YOUR TASK :: Show every line where "причащенію" occurs.

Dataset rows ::

------------------------------

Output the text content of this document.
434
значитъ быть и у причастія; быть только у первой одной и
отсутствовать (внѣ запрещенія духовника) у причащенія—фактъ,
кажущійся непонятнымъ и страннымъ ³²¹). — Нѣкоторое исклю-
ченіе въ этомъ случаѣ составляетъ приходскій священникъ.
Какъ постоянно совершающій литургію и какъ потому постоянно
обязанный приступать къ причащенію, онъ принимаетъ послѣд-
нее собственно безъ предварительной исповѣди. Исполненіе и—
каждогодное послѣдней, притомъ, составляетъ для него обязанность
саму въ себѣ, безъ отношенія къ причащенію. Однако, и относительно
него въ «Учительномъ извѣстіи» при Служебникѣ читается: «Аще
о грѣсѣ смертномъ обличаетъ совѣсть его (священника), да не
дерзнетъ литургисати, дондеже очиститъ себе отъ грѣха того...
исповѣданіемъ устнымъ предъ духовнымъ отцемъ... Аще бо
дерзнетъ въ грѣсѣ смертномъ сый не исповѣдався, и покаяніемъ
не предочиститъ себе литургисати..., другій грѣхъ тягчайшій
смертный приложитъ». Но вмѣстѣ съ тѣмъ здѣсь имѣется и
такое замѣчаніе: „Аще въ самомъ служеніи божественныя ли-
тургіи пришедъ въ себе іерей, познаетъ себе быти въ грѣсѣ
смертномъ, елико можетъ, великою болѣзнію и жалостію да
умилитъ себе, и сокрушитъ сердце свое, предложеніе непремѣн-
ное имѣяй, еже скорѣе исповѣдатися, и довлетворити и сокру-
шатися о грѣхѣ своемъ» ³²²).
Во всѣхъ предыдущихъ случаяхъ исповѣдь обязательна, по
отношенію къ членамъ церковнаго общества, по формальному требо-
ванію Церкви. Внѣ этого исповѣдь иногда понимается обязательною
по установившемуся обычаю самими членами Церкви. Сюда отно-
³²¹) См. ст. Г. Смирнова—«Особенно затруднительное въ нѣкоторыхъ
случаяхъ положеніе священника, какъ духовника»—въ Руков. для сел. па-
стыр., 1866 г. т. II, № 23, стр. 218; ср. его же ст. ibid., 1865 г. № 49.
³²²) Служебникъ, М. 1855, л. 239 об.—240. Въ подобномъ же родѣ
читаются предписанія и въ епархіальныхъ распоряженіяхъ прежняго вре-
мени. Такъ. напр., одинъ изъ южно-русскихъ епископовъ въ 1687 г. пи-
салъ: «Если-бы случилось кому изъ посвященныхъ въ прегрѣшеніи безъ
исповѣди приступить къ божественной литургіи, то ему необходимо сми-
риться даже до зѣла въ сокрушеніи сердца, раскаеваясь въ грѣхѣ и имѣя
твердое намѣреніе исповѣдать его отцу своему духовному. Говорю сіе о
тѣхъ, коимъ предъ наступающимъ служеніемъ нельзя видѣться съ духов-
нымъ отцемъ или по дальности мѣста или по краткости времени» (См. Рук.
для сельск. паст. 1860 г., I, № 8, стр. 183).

------------------------------

FULL SOLUTION ::
обязанный приступать къ причащенію, онъ принимаетъ послѣд-
саму въ себѣ, безъ отношенія къ причащенію. Однако, и относительно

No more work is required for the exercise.